== Exercise details ==
Each line of the data below that carries the word "abstract" needs to be copied.

== Input data ==
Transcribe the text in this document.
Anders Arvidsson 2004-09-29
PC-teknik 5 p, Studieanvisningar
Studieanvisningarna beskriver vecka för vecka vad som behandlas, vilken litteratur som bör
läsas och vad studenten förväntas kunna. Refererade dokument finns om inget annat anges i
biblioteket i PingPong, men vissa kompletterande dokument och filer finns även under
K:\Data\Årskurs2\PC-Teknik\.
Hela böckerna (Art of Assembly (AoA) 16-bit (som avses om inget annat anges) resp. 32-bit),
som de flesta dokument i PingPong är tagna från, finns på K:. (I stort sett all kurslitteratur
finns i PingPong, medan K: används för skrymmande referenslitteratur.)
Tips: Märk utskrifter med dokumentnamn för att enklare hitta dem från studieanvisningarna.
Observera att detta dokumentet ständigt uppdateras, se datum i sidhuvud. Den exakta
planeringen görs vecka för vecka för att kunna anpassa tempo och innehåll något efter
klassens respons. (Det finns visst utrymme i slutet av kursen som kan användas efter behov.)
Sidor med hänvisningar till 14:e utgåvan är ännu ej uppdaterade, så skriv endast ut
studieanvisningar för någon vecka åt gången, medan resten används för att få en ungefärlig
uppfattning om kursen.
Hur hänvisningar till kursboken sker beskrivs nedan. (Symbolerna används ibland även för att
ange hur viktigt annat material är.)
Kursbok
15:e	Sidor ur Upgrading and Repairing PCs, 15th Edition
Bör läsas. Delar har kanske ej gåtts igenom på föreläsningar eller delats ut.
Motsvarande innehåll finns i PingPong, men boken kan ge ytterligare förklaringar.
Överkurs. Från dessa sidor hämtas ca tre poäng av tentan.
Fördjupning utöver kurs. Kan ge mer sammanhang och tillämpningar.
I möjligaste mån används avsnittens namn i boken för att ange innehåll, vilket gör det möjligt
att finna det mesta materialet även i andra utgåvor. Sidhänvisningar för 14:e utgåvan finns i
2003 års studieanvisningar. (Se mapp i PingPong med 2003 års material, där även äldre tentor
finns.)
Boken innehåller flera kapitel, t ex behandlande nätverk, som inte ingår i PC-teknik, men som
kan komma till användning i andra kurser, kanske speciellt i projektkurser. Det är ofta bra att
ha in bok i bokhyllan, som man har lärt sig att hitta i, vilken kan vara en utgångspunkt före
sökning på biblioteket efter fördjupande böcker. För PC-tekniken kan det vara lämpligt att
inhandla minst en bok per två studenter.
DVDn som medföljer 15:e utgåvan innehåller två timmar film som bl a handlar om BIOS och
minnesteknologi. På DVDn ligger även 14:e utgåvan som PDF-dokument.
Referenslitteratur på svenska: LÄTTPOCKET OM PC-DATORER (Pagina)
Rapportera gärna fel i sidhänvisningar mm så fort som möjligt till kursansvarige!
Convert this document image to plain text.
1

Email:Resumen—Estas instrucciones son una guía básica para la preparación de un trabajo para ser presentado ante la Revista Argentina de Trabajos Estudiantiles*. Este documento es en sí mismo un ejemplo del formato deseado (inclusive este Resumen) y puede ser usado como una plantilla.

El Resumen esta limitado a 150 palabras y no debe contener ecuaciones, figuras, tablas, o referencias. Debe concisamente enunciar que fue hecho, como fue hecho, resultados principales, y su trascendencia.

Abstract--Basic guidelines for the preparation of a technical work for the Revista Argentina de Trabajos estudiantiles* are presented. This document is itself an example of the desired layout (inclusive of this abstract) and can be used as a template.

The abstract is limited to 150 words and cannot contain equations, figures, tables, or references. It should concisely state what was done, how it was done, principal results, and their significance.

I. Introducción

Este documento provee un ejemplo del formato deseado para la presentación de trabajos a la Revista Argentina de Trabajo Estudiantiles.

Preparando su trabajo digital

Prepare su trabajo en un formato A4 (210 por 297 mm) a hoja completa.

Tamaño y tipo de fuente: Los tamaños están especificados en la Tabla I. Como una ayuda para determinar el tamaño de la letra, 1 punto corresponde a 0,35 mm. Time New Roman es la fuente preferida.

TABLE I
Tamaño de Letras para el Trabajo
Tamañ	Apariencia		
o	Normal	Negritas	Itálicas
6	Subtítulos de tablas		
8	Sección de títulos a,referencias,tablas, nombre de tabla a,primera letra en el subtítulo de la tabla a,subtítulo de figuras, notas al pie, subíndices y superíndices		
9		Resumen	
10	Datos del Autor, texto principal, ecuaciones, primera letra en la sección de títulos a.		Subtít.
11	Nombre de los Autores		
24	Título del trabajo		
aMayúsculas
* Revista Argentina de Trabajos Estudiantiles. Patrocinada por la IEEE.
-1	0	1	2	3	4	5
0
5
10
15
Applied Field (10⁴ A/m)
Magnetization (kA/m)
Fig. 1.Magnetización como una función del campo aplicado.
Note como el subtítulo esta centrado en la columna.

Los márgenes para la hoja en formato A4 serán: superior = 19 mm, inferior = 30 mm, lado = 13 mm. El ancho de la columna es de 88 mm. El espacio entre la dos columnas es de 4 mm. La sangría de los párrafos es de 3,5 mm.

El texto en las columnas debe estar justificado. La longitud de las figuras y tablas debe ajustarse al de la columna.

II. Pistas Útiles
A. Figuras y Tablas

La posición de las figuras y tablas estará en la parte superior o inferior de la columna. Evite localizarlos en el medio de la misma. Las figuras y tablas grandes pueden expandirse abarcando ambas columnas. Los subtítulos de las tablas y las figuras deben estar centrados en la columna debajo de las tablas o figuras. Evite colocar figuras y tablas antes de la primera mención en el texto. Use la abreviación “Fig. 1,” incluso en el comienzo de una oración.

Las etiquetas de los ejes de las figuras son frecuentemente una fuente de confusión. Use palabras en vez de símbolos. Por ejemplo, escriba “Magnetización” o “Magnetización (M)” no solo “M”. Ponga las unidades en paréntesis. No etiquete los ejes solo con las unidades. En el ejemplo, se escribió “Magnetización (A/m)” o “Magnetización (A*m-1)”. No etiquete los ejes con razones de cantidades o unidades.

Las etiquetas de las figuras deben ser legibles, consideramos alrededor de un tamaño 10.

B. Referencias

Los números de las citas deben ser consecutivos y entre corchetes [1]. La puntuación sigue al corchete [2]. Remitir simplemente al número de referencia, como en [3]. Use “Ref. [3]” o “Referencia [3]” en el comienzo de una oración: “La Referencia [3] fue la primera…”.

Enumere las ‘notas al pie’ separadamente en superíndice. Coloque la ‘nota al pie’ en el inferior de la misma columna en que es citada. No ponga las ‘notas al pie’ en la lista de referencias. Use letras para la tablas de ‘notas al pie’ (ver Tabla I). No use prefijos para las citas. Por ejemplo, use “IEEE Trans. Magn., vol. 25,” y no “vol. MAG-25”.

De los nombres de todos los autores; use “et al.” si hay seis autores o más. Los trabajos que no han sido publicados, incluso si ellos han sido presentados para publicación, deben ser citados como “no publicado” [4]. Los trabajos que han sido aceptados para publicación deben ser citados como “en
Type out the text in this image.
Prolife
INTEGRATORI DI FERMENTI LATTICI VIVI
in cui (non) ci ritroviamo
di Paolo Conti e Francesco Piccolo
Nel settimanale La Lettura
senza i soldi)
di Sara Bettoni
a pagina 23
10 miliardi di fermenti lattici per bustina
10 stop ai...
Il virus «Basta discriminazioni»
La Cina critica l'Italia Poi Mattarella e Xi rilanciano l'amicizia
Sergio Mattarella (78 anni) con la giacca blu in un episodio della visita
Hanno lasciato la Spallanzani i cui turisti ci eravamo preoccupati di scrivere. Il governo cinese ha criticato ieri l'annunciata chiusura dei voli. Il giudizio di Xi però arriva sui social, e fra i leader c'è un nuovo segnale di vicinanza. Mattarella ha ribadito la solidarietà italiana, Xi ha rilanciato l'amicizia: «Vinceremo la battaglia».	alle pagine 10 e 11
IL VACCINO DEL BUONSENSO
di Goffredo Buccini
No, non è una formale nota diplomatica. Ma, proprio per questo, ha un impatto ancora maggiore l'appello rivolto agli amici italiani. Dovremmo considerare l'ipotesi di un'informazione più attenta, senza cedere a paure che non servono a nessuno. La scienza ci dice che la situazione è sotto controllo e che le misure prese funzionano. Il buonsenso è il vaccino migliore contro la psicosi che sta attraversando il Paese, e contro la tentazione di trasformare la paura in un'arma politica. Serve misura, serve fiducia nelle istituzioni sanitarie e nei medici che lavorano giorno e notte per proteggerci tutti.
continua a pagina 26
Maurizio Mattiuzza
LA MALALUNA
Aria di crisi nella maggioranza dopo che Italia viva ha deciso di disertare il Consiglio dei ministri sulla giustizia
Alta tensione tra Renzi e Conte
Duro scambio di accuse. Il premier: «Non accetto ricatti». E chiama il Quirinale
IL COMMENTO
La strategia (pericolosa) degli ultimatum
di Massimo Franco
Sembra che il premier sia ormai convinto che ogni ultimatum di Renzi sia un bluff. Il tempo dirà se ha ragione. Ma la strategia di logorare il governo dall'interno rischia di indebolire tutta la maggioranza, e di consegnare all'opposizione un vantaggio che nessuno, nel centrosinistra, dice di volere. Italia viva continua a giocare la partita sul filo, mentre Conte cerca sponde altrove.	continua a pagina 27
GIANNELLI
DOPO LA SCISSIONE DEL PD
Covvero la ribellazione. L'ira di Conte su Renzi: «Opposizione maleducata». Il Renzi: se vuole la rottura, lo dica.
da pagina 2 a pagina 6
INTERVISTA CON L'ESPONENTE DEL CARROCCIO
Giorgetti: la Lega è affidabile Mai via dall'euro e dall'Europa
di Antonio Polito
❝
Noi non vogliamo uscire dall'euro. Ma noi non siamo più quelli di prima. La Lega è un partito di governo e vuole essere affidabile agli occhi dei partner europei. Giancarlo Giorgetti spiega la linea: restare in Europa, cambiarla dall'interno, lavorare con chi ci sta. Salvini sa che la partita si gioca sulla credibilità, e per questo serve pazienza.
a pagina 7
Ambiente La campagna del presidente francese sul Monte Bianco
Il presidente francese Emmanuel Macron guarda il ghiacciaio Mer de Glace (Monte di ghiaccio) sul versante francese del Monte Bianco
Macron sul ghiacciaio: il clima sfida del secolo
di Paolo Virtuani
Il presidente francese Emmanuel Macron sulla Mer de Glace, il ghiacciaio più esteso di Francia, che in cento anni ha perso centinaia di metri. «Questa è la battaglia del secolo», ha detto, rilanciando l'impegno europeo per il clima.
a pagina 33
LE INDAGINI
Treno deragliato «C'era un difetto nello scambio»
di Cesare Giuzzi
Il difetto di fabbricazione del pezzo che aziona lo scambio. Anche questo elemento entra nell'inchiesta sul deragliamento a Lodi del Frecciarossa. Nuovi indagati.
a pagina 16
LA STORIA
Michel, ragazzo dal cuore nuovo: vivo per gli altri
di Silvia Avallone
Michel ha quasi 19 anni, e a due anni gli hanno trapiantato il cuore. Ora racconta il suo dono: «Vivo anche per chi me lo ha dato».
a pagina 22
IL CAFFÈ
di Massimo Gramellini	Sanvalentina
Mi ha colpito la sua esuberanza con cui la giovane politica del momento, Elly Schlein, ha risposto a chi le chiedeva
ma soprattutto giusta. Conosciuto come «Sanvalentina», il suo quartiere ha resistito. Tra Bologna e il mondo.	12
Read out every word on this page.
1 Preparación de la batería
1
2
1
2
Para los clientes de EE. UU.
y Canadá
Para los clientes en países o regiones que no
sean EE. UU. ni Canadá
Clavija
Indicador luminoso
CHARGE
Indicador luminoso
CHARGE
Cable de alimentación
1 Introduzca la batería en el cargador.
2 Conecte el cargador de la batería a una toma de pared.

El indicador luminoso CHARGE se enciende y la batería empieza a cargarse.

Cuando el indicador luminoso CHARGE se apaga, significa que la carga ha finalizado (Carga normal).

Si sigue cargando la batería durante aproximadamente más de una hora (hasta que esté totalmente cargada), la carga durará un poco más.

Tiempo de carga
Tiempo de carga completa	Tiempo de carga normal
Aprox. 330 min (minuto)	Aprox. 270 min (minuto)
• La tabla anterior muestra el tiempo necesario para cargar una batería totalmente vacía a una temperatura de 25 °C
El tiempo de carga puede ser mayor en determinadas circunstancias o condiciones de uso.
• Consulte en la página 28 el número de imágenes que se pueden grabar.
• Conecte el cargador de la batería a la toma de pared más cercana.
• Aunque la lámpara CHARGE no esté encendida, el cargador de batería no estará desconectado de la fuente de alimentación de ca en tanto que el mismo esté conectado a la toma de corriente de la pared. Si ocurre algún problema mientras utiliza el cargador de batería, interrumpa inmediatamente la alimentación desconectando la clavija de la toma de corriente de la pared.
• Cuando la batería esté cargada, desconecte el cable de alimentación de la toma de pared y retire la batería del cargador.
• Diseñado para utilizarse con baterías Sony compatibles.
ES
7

== Answer for the task ==
Abstract--Basic guidelines for the preparation of a technical work for the Revista Argentina de Trabajos estudiantiles* are presented. This document is itself an example of the desired layout (inclusive of this abstract) and can be used as a template.
The abstract is limited to 150 words and cannot contain equations, figures, tables, or references. It should concisely state what was done, how it was done, principal results, and their significance.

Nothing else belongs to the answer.